_ABOUT THIS TASK_
Continue the passage about employer-sponsored health coverage and underinsured Americans, picking up right after its last sentence.

_READING TEXT_
Employer-sponsored health insurance is the largest-single source of health coverage in the U.S. – covering more than 150 million American workers and their dependents. By comparison, Medicaid, the second-largest source of coverage, insures about 70 million Americans, or less than half of job-based coverage. Medicare, health coverage for our seniors, covers 50 million Americans. Finally, the other 17 million American who have health coverage are enrolled in the Affordable Care Act marketplaces and individual markets offered in each state.

Underinsured

As mentioned, adults with job-based health coverage are seeing higher deductible and out-of-pocket costs compared to prior years. In fact, relative to their income, a recent Commonwealth Fund report has found that working Americans are effectively “underinsured” – they spent more than 10 percent of their income, excluding premiums, on healthcare; spent more than five percent if they were low income; or they had a medical deductible that exceeded five percent of their income. According to the report, this is more than double what it was in 2003, and up sharply from just three years ago (2014).

The major factor for the rise in the underinsured is that employer plans (both small and large employers) are increasingly fighting rising healthcare costs by super-sizing their deductibles to keep the cost of premiums relatively reasonable. Commonwealth estimates that the number of ‘underinsured’ American adults (ages 19 to 64) is 41 million, or 28 percent of U.S. adults. This number is double the rate in 2003 and is up by 10 million since 2014.

_Data entries_
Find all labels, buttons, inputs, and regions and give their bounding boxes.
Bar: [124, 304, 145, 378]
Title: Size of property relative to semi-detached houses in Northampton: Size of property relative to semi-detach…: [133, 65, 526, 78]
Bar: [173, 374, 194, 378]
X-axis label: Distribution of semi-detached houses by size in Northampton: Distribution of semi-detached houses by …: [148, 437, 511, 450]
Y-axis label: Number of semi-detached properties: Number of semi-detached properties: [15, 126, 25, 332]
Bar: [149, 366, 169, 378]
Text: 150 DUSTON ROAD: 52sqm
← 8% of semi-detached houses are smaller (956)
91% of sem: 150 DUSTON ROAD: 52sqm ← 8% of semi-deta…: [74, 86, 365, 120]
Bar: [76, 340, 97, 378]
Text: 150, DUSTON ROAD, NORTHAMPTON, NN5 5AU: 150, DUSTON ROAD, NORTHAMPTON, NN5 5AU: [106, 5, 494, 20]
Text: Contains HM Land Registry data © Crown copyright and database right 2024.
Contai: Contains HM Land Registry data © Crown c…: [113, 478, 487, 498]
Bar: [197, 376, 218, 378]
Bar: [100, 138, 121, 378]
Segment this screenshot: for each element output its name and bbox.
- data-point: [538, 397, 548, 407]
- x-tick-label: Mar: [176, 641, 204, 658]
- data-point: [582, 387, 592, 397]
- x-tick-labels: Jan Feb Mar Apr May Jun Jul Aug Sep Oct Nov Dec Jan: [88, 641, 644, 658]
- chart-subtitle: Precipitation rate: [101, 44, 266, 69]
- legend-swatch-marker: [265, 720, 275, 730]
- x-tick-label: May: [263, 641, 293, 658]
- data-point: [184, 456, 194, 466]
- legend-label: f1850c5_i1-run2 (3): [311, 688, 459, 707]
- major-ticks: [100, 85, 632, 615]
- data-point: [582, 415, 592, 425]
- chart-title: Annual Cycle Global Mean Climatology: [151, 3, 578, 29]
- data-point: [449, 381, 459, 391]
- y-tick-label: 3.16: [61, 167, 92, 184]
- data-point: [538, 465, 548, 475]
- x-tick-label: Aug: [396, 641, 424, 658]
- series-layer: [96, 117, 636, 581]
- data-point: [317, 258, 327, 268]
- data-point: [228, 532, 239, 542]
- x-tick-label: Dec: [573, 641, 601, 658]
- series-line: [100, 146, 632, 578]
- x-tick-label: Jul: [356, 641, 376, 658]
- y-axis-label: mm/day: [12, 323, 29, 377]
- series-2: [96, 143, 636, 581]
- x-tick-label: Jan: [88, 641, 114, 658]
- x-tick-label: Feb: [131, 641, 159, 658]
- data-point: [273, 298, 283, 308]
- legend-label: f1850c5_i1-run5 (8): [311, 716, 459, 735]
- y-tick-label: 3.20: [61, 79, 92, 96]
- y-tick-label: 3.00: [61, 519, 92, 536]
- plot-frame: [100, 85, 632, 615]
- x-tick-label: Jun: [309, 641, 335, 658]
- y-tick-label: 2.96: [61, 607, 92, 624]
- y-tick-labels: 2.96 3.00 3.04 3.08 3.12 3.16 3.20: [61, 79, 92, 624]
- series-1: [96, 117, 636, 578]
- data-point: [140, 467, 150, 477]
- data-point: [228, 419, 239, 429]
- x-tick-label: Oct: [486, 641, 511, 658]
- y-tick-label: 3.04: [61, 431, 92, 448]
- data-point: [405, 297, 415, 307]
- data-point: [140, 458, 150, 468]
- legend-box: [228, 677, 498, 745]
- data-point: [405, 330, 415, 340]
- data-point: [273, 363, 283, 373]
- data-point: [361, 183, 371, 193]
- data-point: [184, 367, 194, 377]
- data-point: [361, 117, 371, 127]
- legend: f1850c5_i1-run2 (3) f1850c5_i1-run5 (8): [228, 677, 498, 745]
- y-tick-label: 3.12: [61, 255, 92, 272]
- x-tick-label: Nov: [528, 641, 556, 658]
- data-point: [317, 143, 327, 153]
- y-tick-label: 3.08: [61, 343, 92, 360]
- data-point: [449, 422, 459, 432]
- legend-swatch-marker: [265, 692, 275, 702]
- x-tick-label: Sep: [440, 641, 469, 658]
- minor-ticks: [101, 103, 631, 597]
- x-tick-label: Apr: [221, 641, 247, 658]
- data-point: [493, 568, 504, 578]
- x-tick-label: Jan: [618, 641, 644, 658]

_OUTPUT OF THE TASK_
In the U.S., health spending increased by 4.3 percent in 2016, outpacing overall spending for goods and services, which increased by 2.8 percent that same year. Additionally, healthcare costs continue to grow faster than American workers’ wages. Over time, this cost pressure recedes the workers’ paychecks, which negatively impacts other purchases workers need or desire to make. In Iowa, as an example, the average deductibles offered by employers has increased drastically, up 185 percent between 2004 and 2016. Using a linear regression equation, the average single and family deductibles could climb to $2,000 and $4,500 respectively, by the year 2020.

Despite being large purchasers of healthcare services for employees and their dependents, employer-sponsored plans run the long-term risk of being unable to control rising healthcare costs – which can exacerbate the rising discontent workers have of paying more but getting less in return. Unfortunately, employers seldom work together to increase their leverage with health providers – primarily due to employers lacking the staff and expertise to combat the complexities of healthcare markets. First and foremost, employers are in the business of focusing on their own core products and services and the associated challenges found within the markets they operate. By fiat, insurance companies continue to play the role of the purchaser on behalf of most employers and their employees.

Employee Discontent?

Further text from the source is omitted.